Data records
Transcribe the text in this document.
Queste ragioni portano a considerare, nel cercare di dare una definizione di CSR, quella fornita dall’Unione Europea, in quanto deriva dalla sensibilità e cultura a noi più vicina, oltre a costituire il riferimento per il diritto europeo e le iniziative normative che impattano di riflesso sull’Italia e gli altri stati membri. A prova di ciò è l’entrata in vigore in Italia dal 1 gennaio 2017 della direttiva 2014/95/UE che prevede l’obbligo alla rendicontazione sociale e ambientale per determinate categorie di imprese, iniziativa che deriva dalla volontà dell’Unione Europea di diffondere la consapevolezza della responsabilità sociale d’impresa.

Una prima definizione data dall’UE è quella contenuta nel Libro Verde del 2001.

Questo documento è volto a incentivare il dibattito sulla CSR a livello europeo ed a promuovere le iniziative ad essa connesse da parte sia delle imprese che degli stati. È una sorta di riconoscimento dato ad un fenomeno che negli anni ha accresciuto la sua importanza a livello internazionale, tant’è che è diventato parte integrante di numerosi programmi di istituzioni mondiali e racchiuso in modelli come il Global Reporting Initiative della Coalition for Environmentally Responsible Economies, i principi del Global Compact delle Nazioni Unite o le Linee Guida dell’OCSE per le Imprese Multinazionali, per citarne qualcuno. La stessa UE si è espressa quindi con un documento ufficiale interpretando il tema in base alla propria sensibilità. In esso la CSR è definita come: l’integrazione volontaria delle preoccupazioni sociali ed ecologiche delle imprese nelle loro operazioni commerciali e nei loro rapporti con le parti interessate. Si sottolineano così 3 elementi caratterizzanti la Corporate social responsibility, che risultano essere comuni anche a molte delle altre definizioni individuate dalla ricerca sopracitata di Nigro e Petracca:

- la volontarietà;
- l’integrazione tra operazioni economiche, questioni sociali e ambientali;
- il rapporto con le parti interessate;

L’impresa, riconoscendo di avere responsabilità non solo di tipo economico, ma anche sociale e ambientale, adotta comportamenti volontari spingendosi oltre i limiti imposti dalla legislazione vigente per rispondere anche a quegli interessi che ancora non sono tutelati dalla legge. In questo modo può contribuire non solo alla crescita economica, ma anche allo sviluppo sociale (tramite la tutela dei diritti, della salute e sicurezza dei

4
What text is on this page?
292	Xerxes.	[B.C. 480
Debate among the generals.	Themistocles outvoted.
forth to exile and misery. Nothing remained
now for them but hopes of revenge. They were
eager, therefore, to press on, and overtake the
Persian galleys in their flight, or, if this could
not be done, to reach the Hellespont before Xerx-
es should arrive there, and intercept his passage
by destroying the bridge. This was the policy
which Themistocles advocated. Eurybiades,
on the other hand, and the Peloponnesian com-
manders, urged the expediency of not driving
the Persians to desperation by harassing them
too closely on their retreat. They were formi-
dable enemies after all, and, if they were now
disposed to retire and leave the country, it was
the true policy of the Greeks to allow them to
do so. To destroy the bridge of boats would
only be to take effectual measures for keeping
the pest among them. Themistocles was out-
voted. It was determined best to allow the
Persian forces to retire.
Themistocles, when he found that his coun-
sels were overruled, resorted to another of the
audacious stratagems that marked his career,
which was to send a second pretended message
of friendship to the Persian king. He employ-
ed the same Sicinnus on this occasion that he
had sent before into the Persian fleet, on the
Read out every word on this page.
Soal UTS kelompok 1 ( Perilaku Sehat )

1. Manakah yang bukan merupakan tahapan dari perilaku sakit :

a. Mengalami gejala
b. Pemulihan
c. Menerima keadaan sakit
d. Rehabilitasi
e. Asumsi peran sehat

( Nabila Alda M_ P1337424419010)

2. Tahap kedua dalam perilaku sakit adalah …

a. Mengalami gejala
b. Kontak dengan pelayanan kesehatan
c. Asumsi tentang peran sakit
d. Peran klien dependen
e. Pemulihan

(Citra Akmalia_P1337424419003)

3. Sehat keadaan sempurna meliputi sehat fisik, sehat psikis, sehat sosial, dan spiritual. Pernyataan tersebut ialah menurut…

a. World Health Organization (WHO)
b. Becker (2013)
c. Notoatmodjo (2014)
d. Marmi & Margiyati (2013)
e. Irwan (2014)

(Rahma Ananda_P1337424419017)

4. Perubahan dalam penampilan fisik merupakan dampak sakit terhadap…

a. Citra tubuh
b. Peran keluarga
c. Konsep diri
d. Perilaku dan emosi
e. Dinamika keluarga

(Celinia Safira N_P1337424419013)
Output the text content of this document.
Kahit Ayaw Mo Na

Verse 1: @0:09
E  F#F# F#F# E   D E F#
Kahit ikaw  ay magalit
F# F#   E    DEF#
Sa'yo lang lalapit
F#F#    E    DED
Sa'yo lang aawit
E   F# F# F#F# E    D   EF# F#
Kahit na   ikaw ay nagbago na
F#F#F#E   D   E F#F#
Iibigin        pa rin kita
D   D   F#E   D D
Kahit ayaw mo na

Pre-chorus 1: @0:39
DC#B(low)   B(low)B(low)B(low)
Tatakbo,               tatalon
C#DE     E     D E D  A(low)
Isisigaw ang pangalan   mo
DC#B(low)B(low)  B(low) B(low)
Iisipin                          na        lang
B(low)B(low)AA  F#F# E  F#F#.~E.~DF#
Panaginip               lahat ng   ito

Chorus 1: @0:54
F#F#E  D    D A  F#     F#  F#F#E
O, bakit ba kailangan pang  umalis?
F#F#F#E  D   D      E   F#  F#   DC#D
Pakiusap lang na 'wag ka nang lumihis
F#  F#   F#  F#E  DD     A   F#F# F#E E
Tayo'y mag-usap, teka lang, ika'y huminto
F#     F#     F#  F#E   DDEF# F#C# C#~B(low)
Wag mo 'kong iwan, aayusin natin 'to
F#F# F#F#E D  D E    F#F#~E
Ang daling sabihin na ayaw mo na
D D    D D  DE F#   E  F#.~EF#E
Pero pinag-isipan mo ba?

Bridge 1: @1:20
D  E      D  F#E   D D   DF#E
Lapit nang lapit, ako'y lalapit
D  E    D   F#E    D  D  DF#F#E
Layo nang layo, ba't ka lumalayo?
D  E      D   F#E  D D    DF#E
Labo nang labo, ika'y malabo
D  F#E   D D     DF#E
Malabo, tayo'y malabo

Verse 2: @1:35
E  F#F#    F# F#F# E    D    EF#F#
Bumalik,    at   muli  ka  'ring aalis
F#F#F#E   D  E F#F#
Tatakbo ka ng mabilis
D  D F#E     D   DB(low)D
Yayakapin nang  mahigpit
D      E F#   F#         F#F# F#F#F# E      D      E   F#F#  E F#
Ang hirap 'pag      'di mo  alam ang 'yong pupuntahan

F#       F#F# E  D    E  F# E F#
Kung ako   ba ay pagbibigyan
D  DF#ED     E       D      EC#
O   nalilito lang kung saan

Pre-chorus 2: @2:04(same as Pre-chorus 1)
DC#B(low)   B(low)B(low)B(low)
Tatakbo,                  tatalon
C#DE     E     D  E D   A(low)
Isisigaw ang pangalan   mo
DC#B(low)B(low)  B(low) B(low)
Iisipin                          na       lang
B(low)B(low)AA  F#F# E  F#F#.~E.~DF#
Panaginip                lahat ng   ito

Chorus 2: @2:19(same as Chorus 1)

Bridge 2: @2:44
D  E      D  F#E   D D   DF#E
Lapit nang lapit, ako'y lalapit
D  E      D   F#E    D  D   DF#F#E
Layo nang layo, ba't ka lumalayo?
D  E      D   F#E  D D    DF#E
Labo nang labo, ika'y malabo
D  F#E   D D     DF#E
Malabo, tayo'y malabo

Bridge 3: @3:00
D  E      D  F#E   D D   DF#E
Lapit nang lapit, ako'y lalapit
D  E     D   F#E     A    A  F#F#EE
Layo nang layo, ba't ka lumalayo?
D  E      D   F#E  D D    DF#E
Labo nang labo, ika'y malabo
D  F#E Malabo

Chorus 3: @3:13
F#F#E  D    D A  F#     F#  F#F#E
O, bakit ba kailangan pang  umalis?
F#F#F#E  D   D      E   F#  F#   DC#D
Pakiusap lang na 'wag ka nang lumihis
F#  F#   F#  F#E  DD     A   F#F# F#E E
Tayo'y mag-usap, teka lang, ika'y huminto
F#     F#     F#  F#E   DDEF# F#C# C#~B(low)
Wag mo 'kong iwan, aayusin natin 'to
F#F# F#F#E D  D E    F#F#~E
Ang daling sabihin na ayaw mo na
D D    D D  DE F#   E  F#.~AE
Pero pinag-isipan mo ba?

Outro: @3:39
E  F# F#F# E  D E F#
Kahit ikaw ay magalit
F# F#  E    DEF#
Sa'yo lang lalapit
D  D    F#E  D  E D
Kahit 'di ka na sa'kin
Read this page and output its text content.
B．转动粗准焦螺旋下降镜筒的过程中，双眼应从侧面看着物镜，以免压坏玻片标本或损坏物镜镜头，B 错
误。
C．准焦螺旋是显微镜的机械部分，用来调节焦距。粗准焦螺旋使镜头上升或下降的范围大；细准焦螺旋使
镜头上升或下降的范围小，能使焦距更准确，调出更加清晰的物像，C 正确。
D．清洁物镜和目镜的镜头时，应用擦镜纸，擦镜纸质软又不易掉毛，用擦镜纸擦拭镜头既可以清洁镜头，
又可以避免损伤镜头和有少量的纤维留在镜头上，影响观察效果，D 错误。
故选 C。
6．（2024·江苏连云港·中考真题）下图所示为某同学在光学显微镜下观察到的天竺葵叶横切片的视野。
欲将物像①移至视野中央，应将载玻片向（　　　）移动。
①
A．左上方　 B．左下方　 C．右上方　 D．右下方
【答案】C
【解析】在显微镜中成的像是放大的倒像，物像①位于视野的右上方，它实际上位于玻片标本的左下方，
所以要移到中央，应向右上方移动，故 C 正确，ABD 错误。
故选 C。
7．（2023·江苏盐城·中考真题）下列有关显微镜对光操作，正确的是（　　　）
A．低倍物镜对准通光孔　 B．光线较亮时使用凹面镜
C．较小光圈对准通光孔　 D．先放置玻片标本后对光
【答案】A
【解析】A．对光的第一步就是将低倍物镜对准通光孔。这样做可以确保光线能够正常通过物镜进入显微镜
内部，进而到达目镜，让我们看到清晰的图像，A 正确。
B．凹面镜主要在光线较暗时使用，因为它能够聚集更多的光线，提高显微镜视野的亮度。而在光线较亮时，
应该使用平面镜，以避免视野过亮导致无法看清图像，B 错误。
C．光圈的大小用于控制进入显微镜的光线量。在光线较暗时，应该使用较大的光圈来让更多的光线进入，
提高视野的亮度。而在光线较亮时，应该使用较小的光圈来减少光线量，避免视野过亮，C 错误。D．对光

[What the task requires] Starting from the line containing "Read this page and output its text content." and ending with the final line of the data, reproduce each line exactly as it appears, including no other lines.

[Exercise solution]
Read this page and output its text content.
B．转动粗准焦螺旋下降镜筒的过程中，双眼应从侧面看着物镜，以免压坏玻片标本或损坏物镜镜头，B 错
误。
C．准焦螺旋是显微镜的机械部分，用来调节焦距。粗准焦螺旋使镜头上升或下降的范围大；细准焦螺旋使
镜头上升或下降的范围小，能使焦距更准确，调出更加清晰的物像，C 正确。
D．清洁物镜和目镜的镜头时，应用擦镜纸，擦镜纸质软又不易掉毛，用擦镜纸擦拭镜头既可以清洁镜头，
又可以避免损伤镜头和有少量的纤维留在镜头上，影响观察效果，D 错误。
故选 C。
6．（2024·江苏连云港·中考真题）下图所示为某同学在光学显微镜下观察到的天竺葵叶横切片的视野。
欲将物像①移至视野中央，应将载玻片向（　　　）移动。
①
A．左上方　 B．左下方　 C．右上方　 D．右下方
【答案】C
【解析】在显微镜中成的像是放大的倒像，物像①位于视野的右上方，它实际上位于玻片标本的左下方，
所以要移到中央，应向右上方移动，故 C 正确，ABD 错误。
故选 C。
7．（2023·江苏盐城·中考真题）下列有关显微镜对光操作，正确的是（　　　）
A．低倍物镜对准通光孔　 B．光线较亮时使用凹面镜
C．较小光圈对准通光孔　 D．先放置玻片标本后对光
【答案】A
【解析】A．对光的第一步就是将低倍物镜对准通光孔。这样做可以确保光线能够正常通过物镜进入显微镜
内部，进而到达目镜，让我们看到清晰的图像，A 正确。
B．凹面镜主要在光线较暗时使用，因为它能够聚集更多的光线，提高显微镜视野的亮度。而在光线较亮时，
应该使用平面镜，以避免视野过亮导致无法看清图像，B 错误。
C．光圈的大小用于控制进入显微镜的光线量。在光线较暗时，应该使用较大的光圈来让更多的光线进入，
提高视野的亮度。而在光线较亮时，应该使用较小的光圈来减少光线量，避免视野过亮，C 错误。D．对光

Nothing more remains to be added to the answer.